## The task
Copy out all lines with the word "innervates" in them.

## Dataset entries
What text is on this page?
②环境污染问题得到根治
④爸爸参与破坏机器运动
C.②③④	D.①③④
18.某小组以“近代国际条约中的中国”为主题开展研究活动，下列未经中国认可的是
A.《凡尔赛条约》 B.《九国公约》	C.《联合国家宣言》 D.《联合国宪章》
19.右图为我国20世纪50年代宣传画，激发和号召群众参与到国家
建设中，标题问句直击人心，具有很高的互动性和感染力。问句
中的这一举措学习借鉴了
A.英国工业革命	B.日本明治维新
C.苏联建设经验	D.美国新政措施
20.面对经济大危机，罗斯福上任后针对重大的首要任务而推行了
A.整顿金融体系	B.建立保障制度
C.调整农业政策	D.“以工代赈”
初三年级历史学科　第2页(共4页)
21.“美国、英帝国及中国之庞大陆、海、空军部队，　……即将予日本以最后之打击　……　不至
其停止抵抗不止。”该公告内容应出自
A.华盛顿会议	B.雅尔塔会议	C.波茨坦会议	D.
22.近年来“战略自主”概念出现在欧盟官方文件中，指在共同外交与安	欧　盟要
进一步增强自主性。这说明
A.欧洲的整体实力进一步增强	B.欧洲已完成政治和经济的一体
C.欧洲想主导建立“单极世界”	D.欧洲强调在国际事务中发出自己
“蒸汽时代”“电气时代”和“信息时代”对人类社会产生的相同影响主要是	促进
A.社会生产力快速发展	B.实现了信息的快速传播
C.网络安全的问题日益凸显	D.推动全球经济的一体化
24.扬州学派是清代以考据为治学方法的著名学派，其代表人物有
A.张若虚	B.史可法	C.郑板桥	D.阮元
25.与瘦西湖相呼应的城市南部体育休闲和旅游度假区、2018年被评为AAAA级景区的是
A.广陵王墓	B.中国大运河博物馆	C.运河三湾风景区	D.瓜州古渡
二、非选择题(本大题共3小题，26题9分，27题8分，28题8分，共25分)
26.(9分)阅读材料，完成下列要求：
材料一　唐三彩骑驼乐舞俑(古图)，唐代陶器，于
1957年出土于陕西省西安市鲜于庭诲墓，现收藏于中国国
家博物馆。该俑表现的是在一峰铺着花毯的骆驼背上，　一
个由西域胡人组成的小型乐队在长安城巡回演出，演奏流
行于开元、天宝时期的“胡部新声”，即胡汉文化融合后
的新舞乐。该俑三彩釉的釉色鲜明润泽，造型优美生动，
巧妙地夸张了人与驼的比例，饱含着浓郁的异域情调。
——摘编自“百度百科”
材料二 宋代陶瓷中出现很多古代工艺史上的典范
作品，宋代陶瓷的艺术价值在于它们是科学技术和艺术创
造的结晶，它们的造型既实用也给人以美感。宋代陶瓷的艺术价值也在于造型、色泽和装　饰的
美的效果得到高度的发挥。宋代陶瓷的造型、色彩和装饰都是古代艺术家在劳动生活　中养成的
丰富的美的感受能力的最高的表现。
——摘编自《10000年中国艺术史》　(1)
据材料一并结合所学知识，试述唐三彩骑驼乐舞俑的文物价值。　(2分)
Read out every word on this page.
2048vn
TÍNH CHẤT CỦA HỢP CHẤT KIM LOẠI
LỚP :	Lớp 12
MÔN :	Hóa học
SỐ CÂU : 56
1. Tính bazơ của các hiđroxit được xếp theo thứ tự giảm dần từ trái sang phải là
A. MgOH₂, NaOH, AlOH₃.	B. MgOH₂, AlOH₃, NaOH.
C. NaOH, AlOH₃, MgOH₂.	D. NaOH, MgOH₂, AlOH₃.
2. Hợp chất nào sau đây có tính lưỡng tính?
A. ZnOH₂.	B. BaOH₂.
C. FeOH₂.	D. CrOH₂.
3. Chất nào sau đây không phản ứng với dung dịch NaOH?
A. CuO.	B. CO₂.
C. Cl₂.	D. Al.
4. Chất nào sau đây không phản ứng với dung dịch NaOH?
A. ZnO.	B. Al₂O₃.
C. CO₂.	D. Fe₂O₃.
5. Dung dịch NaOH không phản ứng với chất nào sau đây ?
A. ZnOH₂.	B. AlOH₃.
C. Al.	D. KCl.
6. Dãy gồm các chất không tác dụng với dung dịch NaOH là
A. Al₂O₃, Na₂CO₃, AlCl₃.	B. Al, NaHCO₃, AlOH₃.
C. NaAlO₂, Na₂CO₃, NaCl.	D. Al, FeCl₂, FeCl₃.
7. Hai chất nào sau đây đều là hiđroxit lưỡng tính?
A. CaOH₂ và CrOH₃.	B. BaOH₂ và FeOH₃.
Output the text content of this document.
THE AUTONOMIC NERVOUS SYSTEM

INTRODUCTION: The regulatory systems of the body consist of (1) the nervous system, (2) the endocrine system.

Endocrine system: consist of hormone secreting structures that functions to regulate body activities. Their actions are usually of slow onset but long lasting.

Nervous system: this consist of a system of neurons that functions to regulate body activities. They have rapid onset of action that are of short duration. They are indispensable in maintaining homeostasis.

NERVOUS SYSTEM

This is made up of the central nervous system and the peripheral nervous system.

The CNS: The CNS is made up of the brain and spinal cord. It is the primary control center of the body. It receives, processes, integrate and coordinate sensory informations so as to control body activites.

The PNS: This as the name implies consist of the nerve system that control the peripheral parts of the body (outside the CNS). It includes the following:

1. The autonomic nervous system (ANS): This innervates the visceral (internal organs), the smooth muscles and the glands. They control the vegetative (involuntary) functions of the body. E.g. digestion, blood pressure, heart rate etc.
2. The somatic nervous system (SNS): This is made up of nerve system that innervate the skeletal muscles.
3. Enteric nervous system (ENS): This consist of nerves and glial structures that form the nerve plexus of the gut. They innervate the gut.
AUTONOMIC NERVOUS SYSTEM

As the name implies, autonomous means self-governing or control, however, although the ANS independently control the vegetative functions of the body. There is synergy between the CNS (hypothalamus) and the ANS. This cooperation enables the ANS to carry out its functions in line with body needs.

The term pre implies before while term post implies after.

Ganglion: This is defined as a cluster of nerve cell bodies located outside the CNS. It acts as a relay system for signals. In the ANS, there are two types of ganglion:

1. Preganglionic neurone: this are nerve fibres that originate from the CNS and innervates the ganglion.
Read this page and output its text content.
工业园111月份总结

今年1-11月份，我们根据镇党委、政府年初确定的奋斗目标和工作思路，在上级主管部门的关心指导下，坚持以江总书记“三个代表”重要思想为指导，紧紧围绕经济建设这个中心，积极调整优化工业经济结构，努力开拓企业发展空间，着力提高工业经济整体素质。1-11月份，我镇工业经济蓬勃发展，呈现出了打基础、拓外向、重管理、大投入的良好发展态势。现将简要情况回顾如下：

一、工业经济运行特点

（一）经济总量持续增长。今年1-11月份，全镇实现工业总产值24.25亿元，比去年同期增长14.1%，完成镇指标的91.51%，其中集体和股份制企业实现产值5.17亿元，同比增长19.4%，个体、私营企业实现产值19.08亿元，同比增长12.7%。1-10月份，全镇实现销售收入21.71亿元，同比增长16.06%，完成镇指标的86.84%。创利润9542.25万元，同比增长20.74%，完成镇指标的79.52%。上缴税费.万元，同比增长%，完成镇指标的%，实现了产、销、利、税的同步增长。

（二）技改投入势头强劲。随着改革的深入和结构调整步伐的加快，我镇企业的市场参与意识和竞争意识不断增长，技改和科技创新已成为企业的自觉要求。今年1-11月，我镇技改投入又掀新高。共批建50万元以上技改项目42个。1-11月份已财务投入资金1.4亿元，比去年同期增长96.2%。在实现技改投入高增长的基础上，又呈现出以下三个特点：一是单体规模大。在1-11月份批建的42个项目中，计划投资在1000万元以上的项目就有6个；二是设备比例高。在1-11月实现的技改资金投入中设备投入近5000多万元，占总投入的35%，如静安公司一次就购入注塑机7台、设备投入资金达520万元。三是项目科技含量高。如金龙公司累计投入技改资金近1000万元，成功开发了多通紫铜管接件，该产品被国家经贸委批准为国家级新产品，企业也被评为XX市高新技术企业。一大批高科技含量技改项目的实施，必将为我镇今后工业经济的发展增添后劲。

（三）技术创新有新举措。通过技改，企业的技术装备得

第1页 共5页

## Exercise response
1. The autonomic nervous system (ANS): This innervates the visceral (internal organs), the smooth muscles and the glands. They control the vegetative (involuntary) functions of the body. E.g. digestion, blood pressure, heart rate etc.
1. Preganglionic neurone: this are nerve fibres that originate from the CNS and innervates the ganglion.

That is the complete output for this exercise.